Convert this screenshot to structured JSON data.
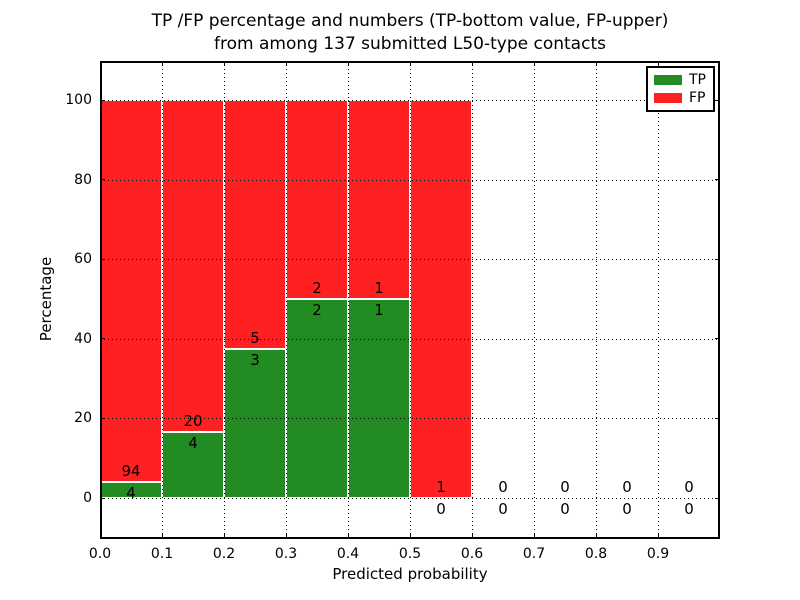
{
  "chart_data": {
    "type": "bar",
    "stacked": true,
    "title": "TP /FP percentage and numbers (TP-bottom value, FP-upper)\nfrom among 137 submitted L50-type contacts",
    "xlabel": "Predicted probability",
    "ylabel": "Percentage",
    "total_contacts": 137,
    "x_tick_labels": [
      "0.0",
      "0.1",
      "0.2",
      "0.3",
      "0.4",
      "0.5",
      "0.6",
      "0.7",
      "0.8",
      "0.9"
    ],
    "y_tick_labels": [
      "0",
      "20",
      "40",
      "60",
      "80",
      "100"
    ],
    "xlim": [
      0,
      1.0
    ],
    "ylim": [
      -10,
      110
    ],
    "grid": "dotted",
    "legend_position": "upper right",
    "legend": [
      {
        "series": "TP",
        "label": "TP",
        "color": "#228B22"
      },
      {
        "series": "FP",
        "label": "FP",
        "color": "#FF2121"
      }
    ],
    "bin_width": 0.1,
    "bins": [
      {
        "range": "0.0-0.1",
        "tp": 4,
        "fp": 94,
        "tp_pct": 4.08,
        "fp_pct": 95.92
      },
      {
        "range": "0.1-0.2",
        "tp": 4,
        "fp": 20,
        "tp_pct": 16.67,
        "fp_pct": 83.33
      },
      {
        "range": "0.2-0.3",
        "tp": 3,
        "fp": 5,
        "tp_pct": 37.5,
        "fp_pct": 62.5
      },
      {
        "range": "0.3-0.4",
        "tp": 2,
        "fp": 2,
        "tp_pct": 50,
        "fp_pct": 50
      },
      {
        "range": "0.4-0.5",
        "tp": 1,
        "fp": 1,
        "tp_pct": 50,
        "fp_pct": 50
      },
      {
        "range": "0.5-0.6",
        "tp": 0,
        "fp": 1,
        "tp_pct": 0,
        "fp_pct": 100
      },
      {
        "range": "0.6-0.7",
        "tp": 0,
        "fp": 0,
        "tp_pct": 0,
        "fp_pct": 0
      },
      {
        "range": "0.7-0.8",
        "tp": 0,
        "fp": 0,
        "tp_pct": 0,
        "fp_pct": 0
      },
      {
        "range": "0.8-0.9",
        "tp": 0,
        "fp": 0,
        "tp_pct": 0,
        "fp_pct": 0
      },
      {
        "range": "0.9-1.0",
        "tp": 0,
        "fp": 0,
        "tp_pct": 0,
        "fp_pct": 0
      }
    ]
  }
}
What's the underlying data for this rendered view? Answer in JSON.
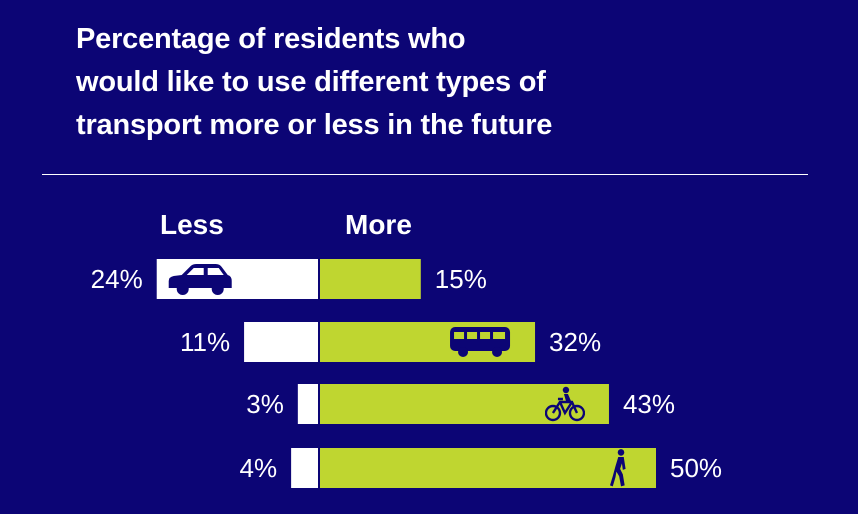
{
  "title_lines": [
    "Percentage of residents who",
    "would like to use different types of",
    "transport more or less in the future"
  ],
  "colors": {
    "background": "#0c0575",
    "less_bar": "#ffffff",
    "more_bar": "#bfd630",
    "icon": "#0c0575",
    "text": "#ffffff"
  },
  "chart_data": {
    "type": "bar",
    "orientation": "diverging-horizontal",
    "categories": [
      "car",
      "bus",
      "bicycle",
      "walking"
    ],
    "category_icons": [
      "car-icon",
      "bus-icon",
      "bicycle-icon",
      "walking-person-icon"
    ],
    "series": [
      {
        "name": "Less",
        "values": [
          24,
          11,
          3,
          4
        ]
      },
      {
        "name": "More",
        "values": [
          15,
          32,
          43,
          50
        ]
      }
    ],
    "value_labels": {
      "less": [
        "24%",
        "11%",
        "3%",
        "4%"
      ],
      "more": [
        "15%",
        "32%",
        "43%",
        "50%"
      ]
    },
    "legend": [
      "Less",
      "More"
    ],
    "legend_placement": "top",
    "grid": false,
    "xlabel": "",
    "ylabel": ""
  }
}
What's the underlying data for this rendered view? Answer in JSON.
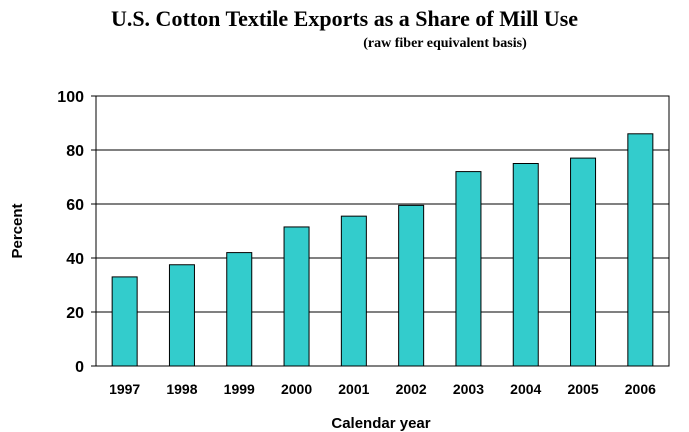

##############################

# Goal of the exercise
Reproduce every line of the listing above in which the string "upper" appears.

# Task response
    "title": "TP /FP percentage and numbers (TP-bottom value, FP-upper)\nfrom among 137 submitted L50-type contacts",
    "legend_position": "upper right",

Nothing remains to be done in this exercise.